State how many lines in the records hold the word "นลาป", giving the number and no other text.

Records excerpted from a collection
— BEGIN —

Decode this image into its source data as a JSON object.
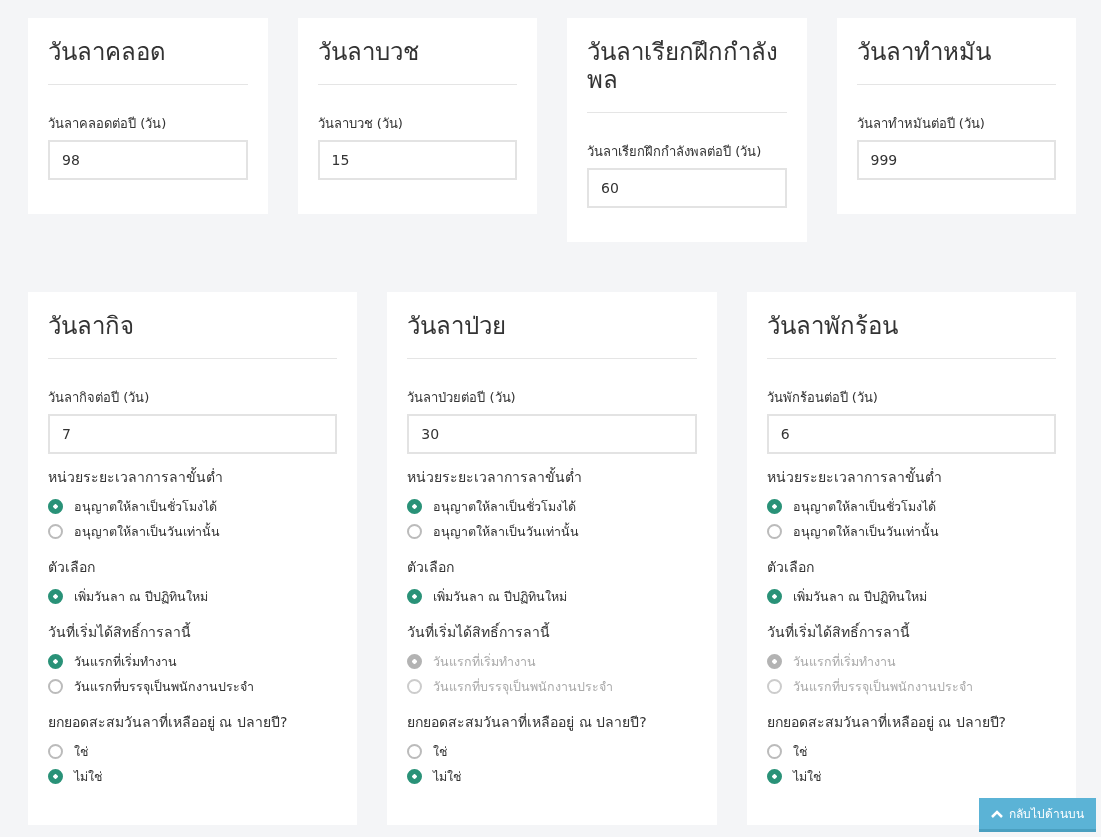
{
  "top_cards": [
    {
      "title": "วันลาคลอด",
      "field_label": "วันลาคลอดต่อปี (วัน)",
      "value": "98"
    },
    {
      "title": "วันลาบวช",
      "field_label": "วันลาบวช (วัน)",
      "value": "15"
    },
    {
      "title": "วันลาเรียกฝึกกำลังพล",
      "field_label": "วันลาเรียกฝึกกำลังพลต่อปี (วัน)",
      "value": "60"
    },
    {
      "title": "วันลาทำหมัน",
      "field_label": "วันลาทำหมันต่อปี (วัน)",
      "value": "999"
    }
  ],
  "detail_cards": [
    {
      "title": "วันลากิจ",
      "field_label": "วันลากิจต่อปี (วัน)",
      "value": "7",
      "groups": [
        {
          "heading": "หน่วยระยะเวลาการลาขั้นต่ำ",
          "options": [
            {
              "label": "อนุญาตให้ลาเป็นชั่วโมงได้",
              "selected": true,
              "disabled": false
            },
            {
              "label": "อนุญาตให้ลาเป็นวันเท่านั้น",
              "selected": false,
              "disabled": false
            }
          ]
        },
        {
          "heading": "ตัวเลือก",
          "options": [
            {
              "label": "เพิ่มวันลา ณ ปีปฏิทินใหม่",
              "selected": true,
              "disabled": false
            }
          ]
        },
        {
          "heading": "วันที่เริ่มได้สิทธิ์การลานี้",
          "options": [
            {
              "label": "วันแรกที่เริ่มทำงาน",
              "selected": true,
              "disabled": false
            },
            {
              "label": "วันแรกที่บรรจุเป็นพนักงานประจำ",
              "selected": false,
              "disabled": false
            }
          ]
        },
        {
          "heading": "ยกยอดสะสมวันลาที่เหลืออยู่ ณ ปลายปี?",
          "options": [
            {
              "label": "ใช่",
              "selected": false,
              "disabled": false
            },
            {
              "label": "ไม่ใช่",
              "selected": true,
              "disabled": false
            }
          ]
        }
      ]
    },
    {
      "title": "วันลาป่วย",
      "field_label": "วันลาป่วยต่อปี (วัน)",
      "value": "30",
      "groups": [
        {
          "heading": "หน่วยระยะเวลาการลาขั้นต่ำ",
          "options": [
            {
              "label": "อนุญาตให้ลาเป็นชั่วโมงได้",
              "selected": true,
              "disabled": false
            },
            {
              "label": "อนุญาตให้ลาเป็นวันเท่านั้น",
              "selected": false,
              "disabled": false
            }
          ]
        },
        {
          "heading": "ตัวเลือก",
          "options": [
            {
              "label": "เพิ่มวันลา ณ ปีปฏิทินใหม่",
              "selected": true,
              "disabled": false
            }
          ]
        },
        {
          "heading": "วันที่เริ่มได้สิทธิ์การลานี้",
          "options": [
            {
              "label": "วันแรกที่เริ่มทำงาน",
              "selected": true,
              "disabled": true
            },
            {
              "label": "วันแรกที่บรรจุเป็นพนักงานประจำ",
              "selected": false,
              "disabled": true
            }
          ]
        },
        {
          "heading": "ยกยอดสะสมวันลาที่เหลืออยู่ ณ ปลายปี?",
          "options": [
            {
              "label": "ใช่",
              "selected": false,
              "disabled": false
            },
            {
              "label": "ไม่ใช่",
              "selected": true,
              "disabled": false
            }
          ]
        }
      ]
    },
    {
      "title": "วันลาพักร้อน",
      "field_label": "วันพักร้อนต่อปี (วัน)",
      "value": "6",
      "groups": [
        {
          "heading": "หน่วยระยะเวลาการลาขั้นต่ำ",
          "options": [
            {
              "label": "อนุญาตให้ลาเป็นชั่วโมงได้",
              "selected": true,
              "disabled": false
            },
            {
              "label": "อนุญาตให้ลาเป็นวันเท่านั้น",
              "selected": false,
              "disabled": false
            }
          ]
        },
        {
          "heading": "ตัวเลือก",
          "options": [
            {
              "label": "เพิ่มวันลา ณ ปีปฏิทินใหม่",
              "selected": true,
              "disabled": false
            }
          ]
        },
        {
          "heading": "วันที่เริ่มได้สิทธิ์การลานี้",
          "options": [
            {
              "label": "วันแรกที่เริ่มทำงาน",
              "selected": true,
              "disabled": true
            },
            {
              "label": "วันแรกที่บรรจุเป็นพนักงานประจำ",
              "selected": false,
              "disabled": true
            }
          ]
        },
        {
          "heading": "ยกยอดสะสมวันลาที่เหลืออยู่ ณ ปลายปี?",
          "options": [
            {
              "label": "ใช่",
              "selected": false,
              "disabled": false
            },
            {
              "label": "ไม่ใช่",
              "selected": true,
              "disabled": false
            }
          ]
        }
      ]
    }
  ],
  "back_to_top_button": {
    "label": "กลับไปด้านบน"
  }
}
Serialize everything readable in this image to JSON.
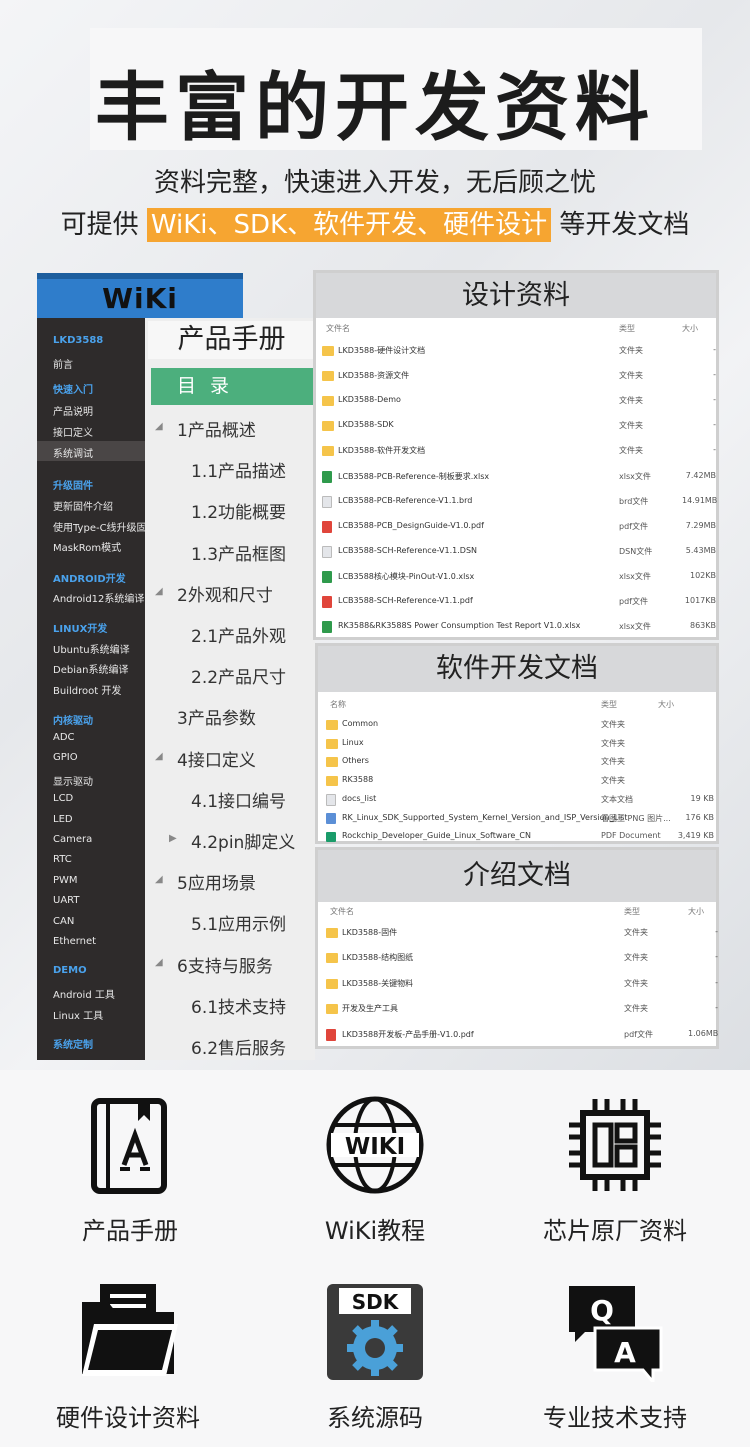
{
  "header": {
    "title": "丰富的开发资料",
    "subtitle": "资料完整，快速进入开发，无后顾之忧",
    "line2_prefix": "可提供 ",
    "line2_highlight": "WiKi、SDK、软件开发、硬件设计",
    "line2_suffix": " 等开发文档"
  },
  "wiki": {
    "title": "WiKi",
    "sidebar": [
      {
        "label": "LKD3588",
        "cat": true
      },
      {
        "label": "前言",
        "cat": false
      },
      {
        "label": "快速入门",
        "cat": true
      },
      {
        "label": "产品说明",
        "cat": false
      },
      {
        "label": "接口定义",
        "cat": false
      },
      {
        "label": "系统调试",
        "cat": false,
        "selected": true
      },
      {
        "label": "升级固件",
        "cat": true
      },
      {
        "label": "更新固件介绍",
        "cat": false
      },
      {
        "label": "使用Type-C线升级固",
        "cat": false
      },
      {
        "label": "MaskRom模式",
        "cat": false
      },
      {
        "label": "ANDROID开发",
        "cat": true
      },
      {
        "label": "Android12系统编译",
        "cat": false
      },
      {
        "label": "LINUX开发",
        "cat": true
      },
      {
        "label": "Ubuntu系统编译",
        "cat": false
      },
      {
        "label": "Debian系统编译",
        "cat": false
      },
      {
        "label": "Buildroot 开发",
        "cat": false
      },
      {
        "label": "内核驱动",
        "cat": true
      },
      {
        "label": "ADC",
        "cat": false
      },
      {
        "label": "GPIO",
        "cat": false
      },
      {
        "label": "显示驱动",
        "cat": false
      },
      {
        "label": "LCD",
        "cat": false
      },
      {
        "label": "LED",
        "cat": false
      },
      {
        "label": "Camera",
        "cat": false
      },
      {
        "label": "RTC",
        "cat": false
      },
      {
        "label": "PWM",
        "cat": false
      },
      {
        "label": "UART",
        "cat": false
      },
      {
        "label": "CAN",
        "cat": false
      },
      {
        "label": "Ethernet",
        "cat": false
      },
      {
        "label": "DEMO",
        "cat": true
      },
      {
        "label": "Android 工具",
        "cat": false
      },
      {
        "label": "Linux 工具",
        "cat": false
      },
      {
        "label": "系统定制",
        "cat": true
      }
    ],
    "toc_title": "产品手册",
    "toc_header": "目 录",
    "toc": [
      {
        "label": "1产品概述",
        "level": 1,
        "arrow": "down"
      },
      {
        "label": "1.1产品描述",
        "level": 2
      },
      {
        "label": "1.2功能概要",
        "level": 2
      },
      {
        "label": "1.3产品框图",
        "level": 2
      },
      {
        "label": "2外观和尺寸",
        "level": 1,
        "arrow": "down"
      },
      {
        "label": "2.1产品外观",
        "level": 2
      },
      {
        "label": "2.2产品尺寸",
        "level": 2
      },
      {
        "label": "3产品参数",
        "level": 1
      },
      {
        "label": "4接口定义",
        "level": 1,
        "arrow": "down"
      },
      {
        "label": "4.1接口编号",
        "level": 2
      },
      {
        "label": "4.2pin脚定义",
        "level": 2,
        "arrow": "right"
      },
      {
        "label": "5应用场景",
        "level": 1,
        "arrow": "down"
      },
      {
        "label": "5.1应用示例",
        "level": 2
      },
      {
        "label": "6支持与服务",
        "level": 1,
        "arrow": "down"
      },
      {
        "label": "6.1技术支持",
        "level": 2
      },
      {
        "label": "6.2售后服务",
        "level": 2
      }
    ]
  },
  "design": {
    "title": "设计资料",
    "cols": [
      "文件名",
      "类型",
      "大小"
    ],
    "rows": [
      {
        "icon": "folder",
        "name": "LKD3588-硬件设计文档",
        "type": "文件夹",
        "size": "-"
      },
      {
        "icon": "folder",
        "name": "LKD3588-资源文件",
        "type": "文件夹",
        "size": "-"
      },
      {
        "icon": "folder",
        "name": "LKD3588-Demo",
        "type": "文件夹",
        "size": "-"
      },
      {
        "icon": "folder",
        "name": "LKD3588-SDK",
        "type": "文件夹",
        "size": "-"
      },
      {
        "icon": "folder",
        "name": "LKD3588-软件开发文档",
        "type": "文件夹",
        "size": "-"
      },
      {
        "icon": "xlsx",
        "name": "LCB3588-PCB-Reference-制板要求.xlsx",
        "type": "xlsx文件",
        "size": "7.42MB"
      },
      {
        "icon": "gen",
        "name": "LCB3588-PCB-Reference-V1.1.brd",
        "type": "brd文件",
        "size": "14.91MB"
      },
      {
        "icon": "pdf",
        "name": "LCB3588-PCB_DesignGuide-V1.0.pdf",
        "type": "pdf文件",
        "size": "7.29MB"
      },
      {
        "icon": "gen",
        "name": "LCB3588-SCH-Reference-V1.1.DSN",
        "type": "DSN文件",
        "size": "5.43MB"
      },
      {
        "icon": "xlsx",
        "name": "LCB3588核心模块-PinOut-V1.0.xlsx",
        "type": "xlsx文件",
        "size": "102KB"
      },
      {
        "icon": "pdf",
        "name": "LCB3588-SCH-Reference-V1.1.pdf",
        "type": "pdf文件",
        "size": "1017KB"
      },
      {
        "icon": "xlsx",
        "name": "RK3588&RK3588S Power Consumption Test Report V1.0.xlsx",
        "type": "xlsx文件",
        "size": "863KB"
      }
    ]
  },
  "software": {
    "title": "软件开发文档",
    "cols": [
      "名称",
      "类型",
      "大小"
    ],
    "rows": [
      {
        "icon": "folder",
        "name": "Common",
        "type": "文件夹",
        "size": ""
      },
      {
        "icon": "folder",
        "name": "Linux",
        "type": "文件夹",
        "size": ""
      },
      {
        "icon": "folder",
        "name": "Others",
        "type": "文件夹",
        "size": ""
      },
      {
        "icon": "folder",
        "name": "RK3588",
        "type": "文件夹",
        "size": ""
      },
      {
        "icon": "gen",
        "name": "docs_list",
        "type": "文本文档",
        "size": "19 KB"
      },
      {
        "icon": "png",
        "name": "RK_Linux_SDK_Supported_System_Kernel_Version_and_ISP_Version_List",
        "type": "看图王 PNG 图片...",
        "size": "176 KB"
      },
      {
        "icon": "cn",
        "name": "Rockchip_Developer_Guide_Linux_Software_CN",
        "type": "PDF Document",
        "size": "3,419 KB"
      }
    ]
  },
  "intro": {
    "title": "介绍文档",
    "cols": [
      "文件名",
      "类型",
      "大小"
    ],
    "rows": [
      {
        "icon": "folder",
        "name": "LKD3588-固件",
        "type": "文件夹",
        "size": "-"
      },
      {
        "icon": "folder",
        "name": "LKD3588-结构图纸",
        "type": "文件夹",
        "size": "-"
      },
      {
        "icon": "folder",
        "name": "LKD3588-关键物料",
        "type": "文件夹",
        "size": "-"
      },
      {
        "icon": "folder",
        "name": "开发及生产工具",
        "type": "文件夹",
        "size": "-"
      },
      {
        "icon": "pdf",
        "name": "LKD3588开发板-产品手册-V1.0.pdf",
        "type": "pdf文件",
        "size": "1.06MB"
      }
    ]
  },
  "features": [
    {
      "label": "产品手册",
      "icon": "manual-icon"
    },
    {
      "label": "WiKi教程",
      "icon": "wiki-icon",
      "icon_text": "WIKI"
    },
    {
      "label": "芯片原厂资料",
      "icon": "chip-icon"
    },
    {
      "label": "硬件设计资料",
      "icon": "folder-docs-icon"
    },
    {
      "label": "系统源码",
      "icon": "sdk-gear-icon",
      "icon_text": "SDK"
    },
    {
      "label": "专业技术支持",
      "icon": "qa-icon",
      "icon_text": [
        "Q",
        "A"
      ]
    }
  ]
}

— END —

→ **Complete response**: 2